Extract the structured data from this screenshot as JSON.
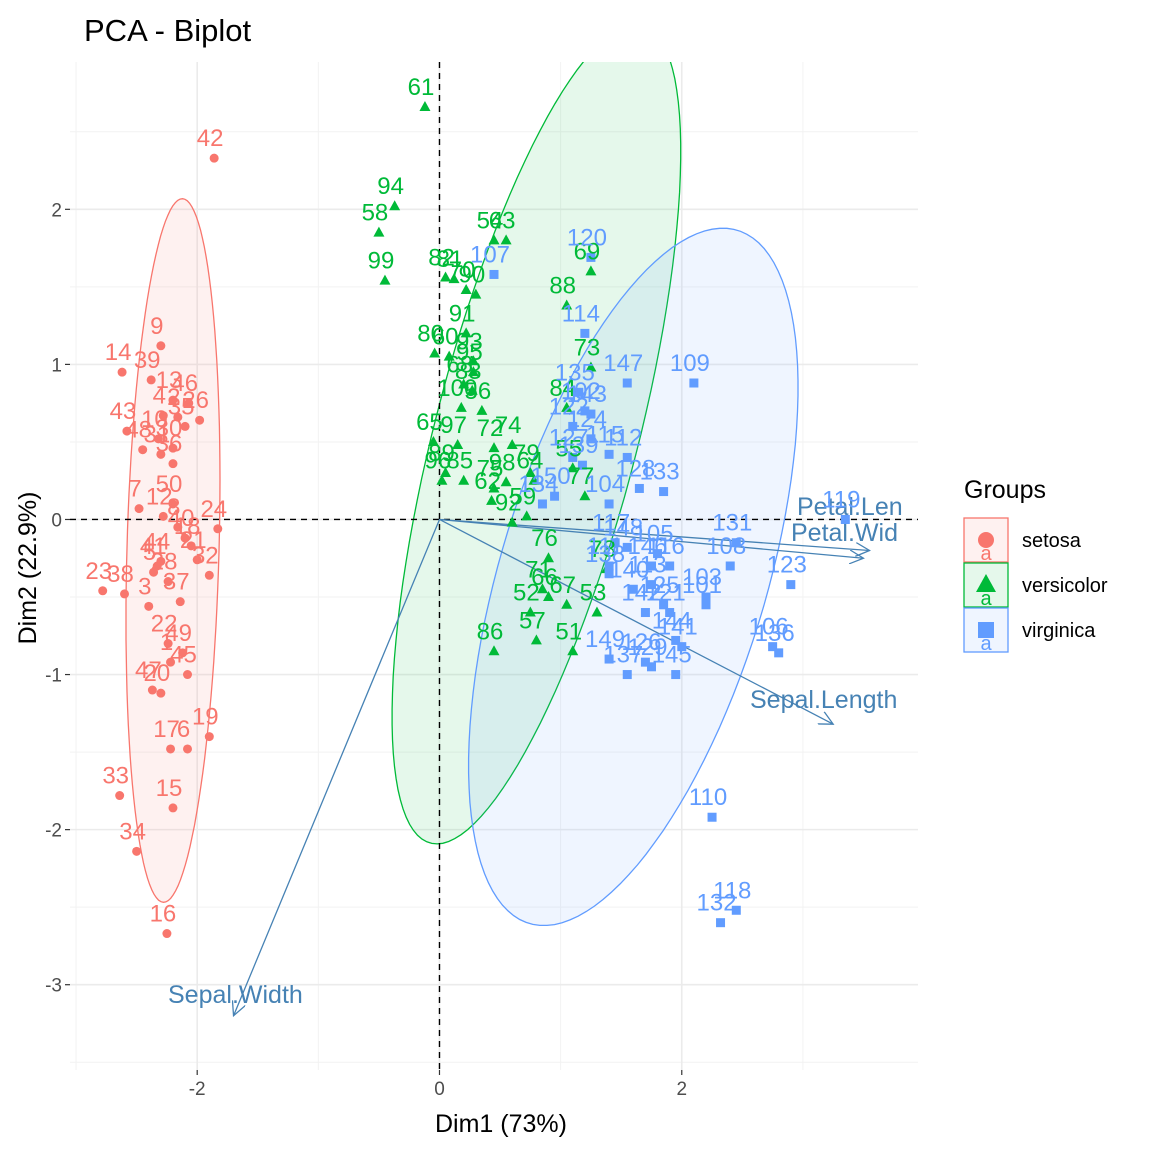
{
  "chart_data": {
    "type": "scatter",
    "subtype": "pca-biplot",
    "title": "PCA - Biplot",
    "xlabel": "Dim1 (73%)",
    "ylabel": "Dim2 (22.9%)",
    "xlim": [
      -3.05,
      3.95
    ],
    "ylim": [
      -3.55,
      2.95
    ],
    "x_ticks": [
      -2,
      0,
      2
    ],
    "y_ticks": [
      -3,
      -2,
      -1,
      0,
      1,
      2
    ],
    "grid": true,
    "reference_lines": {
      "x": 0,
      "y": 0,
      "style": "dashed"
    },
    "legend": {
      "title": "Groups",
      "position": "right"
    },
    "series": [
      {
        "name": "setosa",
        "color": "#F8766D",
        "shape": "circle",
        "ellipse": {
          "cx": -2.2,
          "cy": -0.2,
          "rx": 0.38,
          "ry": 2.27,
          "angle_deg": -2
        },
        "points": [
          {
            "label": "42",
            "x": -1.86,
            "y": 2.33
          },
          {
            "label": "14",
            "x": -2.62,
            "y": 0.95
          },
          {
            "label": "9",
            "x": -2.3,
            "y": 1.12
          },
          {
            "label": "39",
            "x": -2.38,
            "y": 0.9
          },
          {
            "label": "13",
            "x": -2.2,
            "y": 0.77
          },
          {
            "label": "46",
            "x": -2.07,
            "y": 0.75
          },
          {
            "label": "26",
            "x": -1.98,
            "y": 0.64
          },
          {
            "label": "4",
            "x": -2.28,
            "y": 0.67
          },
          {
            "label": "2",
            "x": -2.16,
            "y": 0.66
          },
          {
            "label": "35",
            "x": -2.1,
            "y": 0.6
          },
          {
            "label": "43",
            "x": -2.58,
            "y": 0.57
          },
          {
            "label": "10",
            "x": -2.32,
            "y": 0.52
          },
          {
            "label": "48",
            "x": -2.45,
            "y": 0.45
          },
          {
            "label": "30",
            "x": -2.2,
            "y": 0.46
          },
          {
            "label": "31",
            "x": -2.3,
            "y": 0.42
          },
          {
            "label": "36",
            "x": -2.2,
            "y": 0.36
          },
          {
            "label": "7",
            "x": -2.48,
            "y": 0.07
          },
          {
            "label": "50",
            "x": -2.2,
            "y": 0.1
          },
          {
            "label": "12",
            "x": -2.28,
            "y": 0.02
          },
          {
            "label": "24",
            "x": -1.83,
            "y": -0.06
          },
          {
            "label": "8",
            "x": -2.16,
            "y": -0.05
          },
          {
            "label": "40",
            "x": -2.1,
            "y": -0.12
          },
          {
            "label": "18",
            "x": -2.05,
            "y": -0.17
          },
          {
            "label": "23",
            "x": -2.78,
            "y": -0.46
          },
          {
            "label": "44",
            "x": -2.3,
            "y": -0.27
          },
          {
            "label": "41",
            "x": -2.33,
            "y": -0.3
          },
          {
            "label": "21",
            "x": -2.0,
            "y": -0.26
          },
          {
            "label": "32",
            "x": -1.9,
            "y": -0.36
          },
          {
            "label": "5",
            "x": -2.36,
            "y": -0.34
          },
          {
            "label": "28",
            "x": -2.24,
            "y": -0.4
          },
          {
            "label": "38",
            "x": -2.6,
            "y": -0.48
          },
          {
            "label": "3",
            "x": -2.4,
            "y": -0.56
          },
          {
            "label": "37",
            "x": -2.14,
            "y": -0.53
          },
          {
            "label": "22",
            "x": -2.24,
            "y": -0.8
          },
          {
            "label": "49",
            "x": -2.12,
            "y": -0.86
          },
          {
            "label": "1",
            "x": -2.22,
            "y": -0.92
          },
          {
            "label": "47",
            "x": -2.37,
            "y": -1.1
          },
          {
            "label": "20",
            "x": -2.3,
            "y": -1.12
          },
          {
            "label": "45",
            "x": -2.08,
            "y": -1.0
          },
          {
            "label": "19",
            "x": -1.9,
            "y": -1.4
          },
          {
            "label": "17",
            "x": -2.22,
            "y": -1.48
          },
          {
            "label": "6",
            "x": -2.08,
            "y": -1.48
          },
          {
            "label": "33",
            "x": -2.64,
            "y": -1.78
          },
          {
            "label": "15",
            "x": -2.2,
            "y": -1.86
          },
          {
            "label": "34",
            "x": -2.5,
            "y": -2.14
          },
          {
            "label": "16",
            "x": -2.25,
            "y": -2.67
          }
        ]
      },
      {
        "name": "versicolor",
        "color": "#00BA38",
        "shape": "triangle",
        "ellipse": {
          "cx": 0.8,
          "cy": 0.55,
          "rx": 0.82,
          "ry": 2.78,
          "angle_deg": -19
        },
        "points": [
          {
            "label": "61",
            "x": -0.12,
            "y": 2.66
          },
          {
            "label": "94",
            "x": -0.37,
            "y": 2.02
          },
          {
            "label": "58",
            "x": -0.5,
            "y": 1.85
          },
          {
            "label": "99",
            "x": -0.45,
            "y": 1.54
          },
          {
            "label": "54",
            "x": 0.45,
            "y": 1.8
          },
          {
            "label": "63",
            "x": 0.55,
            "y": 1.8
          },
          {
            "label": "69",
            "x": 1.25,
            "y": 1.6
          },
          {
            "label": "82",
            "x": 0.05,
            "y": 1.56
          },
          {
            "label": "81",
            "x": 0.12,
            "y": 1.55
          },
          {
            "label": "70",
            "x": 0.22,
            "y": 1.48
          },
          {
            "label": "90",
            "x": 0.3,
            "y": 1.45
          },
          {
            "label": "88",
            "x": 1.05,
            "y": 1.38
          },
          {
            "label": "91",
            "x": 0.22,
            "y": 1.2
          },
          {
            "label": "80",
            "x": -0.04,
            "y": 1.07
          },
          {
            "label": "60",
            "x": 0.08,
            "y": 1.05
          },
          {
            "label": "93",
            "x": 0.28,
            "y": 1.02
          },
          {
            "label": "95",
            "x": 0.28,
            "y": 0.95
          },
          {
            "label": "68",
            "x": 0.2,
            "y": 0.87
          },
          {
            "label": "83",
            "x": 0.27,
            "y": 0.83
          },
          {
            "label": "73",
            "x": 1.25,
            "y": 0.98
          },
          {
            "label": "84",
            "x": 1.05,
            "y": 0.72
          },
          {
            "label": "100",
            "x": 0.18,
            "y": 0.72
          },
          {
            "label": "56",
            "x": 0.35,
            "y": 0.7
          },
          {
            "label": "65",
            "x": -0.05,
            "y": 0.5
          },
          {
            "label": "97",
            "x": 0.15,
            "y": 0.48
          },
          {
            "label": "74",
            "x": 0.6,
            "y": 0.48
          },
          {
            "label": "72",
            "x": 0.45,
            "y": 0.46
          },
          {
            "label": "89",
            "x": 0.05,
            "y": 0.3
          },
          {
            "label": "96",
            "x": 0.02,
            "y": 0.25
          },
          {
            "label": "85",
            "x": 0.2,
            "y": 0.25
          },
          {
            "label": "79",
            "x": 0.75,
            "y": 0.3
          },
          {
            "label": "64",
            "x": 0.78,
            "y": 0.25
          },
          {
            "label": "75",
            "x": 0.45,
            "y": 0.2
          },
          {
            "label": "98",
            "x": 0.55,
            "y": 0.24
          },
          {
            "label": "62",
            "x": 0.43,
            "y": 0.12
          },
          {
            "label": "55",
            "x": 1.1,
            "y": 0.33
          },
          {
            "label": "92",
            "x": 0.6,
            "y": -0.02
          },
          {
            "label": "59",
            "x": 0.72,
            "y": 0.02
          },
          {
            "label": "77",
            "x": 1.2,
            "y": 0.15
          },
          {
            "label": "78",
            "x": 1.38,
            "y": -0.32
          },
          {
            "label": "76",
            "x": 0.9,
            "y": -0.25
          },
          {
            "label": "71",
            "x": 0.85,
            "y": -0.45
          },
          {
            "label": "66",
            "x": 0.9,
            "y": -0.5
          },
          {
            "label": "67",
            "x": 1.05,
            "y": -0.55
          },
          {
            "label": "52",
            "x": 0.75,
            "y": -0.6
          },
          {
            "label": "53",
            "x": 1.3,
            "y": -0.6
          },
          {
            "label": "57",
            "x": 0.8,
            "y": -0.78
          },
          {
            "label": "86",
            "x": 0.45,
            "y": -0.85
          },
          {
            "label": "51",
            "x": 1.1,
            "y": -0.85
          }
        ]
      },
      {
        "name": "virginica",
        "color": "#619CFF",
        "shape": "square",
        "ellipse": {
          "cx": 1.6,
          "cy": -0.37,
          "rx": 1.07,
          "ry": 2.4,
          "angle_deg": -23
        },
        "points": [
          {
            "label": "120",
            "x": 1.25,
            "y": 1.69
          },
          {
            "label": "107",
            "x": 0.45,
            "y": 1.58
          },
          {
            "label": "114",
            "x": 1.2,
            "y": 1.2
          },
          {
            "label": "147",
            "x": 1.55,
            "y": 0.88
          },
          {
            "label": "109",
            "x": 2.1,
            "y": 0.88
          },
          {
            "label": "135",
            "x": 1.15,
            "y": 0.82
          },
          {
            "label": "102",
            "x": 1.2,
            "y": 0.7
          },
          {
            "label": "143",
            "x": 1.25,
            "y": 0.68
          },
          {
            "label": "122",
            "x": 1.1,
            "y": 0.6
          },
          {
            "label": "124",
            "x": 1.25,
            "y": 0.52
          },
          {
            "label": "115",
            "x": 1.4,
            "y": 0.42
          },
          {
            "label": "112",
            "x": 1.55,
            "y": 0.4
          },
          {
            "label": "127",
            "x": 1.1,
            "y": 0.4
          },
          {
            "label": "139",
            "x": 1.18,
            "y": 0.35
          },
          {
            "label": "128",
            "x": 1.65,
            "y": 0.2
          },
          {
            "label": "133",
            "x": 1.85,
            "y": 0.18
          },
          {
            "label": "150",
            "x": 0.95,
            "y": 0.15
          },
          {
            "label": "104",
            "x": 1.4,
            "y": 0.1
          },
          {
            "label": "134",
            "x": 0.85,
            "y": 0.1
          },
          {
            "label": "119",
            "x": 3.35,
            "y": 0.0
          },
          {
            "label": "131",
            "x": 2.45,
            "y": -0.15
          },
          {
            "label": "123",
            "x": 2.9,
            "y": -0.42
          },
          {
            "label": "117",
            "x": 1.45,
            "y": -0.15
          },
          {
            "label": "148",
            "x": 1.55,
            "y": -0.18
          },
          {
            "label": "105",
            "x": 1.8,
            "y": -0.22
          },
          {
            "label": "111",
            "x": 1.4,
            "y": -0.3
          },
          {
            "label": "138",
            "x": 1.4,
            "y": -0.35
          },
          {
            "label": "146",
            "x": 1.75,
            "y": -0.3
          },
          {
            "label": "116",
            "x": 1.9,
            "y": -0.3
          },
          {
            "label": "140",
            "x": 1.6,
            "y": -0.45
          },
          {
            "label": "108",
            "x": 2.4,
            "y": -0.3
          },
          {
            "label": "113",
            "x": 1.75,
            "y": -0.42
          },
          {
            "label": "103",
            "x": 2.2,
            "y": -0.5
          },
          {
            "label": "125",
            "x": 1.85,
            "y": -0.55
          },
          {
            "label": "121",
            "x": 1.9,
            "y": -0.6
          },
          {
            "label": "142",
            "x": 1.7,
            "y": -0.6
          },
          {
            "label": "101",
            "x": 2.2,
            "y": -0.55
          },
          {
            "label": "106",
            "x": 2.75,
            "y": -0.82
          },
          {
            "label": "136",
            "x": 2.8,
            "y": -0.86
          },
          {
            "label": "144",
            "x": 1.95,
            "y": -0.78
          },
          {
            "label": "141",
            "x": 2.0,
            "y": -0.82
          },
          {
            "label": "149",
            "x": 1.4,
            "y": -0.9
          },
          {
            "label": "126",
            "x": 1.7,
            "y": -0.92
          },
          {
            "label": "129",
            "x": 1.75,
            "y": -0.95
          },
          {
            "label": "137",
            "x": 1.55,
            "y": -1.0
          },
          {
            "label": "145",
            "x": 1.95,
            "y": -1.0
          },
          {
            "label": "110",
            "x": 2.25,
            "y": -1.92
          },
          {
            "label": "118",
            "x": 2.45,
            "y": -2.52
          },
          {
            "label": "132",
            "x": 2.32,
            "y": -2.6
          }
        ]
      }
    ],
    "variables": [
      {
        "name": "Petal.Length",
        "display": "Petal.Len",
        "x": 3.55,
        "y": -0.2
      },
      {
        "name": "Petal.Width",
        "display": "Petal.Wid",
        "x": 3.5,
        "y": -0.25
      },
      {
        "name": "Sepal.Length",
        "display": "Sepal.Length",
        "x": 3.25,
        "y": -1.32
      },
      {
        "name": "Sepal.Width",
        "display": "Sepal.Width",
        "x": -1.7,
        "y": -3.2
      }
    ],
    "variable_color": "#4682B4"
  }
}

+ + + + +

**GIVEN PROBLEM:** Scan the material and collect every line that contains "name".

**ANSWER TO THIS TASK:**
        "name": "setosa",
        "name": "versicolor",
        "name": "virginica",
        "name": "Petal.Length",
        "name": "Petal.Width",
        "name": "Sepal.Length",
        "name": "Sepal.Width",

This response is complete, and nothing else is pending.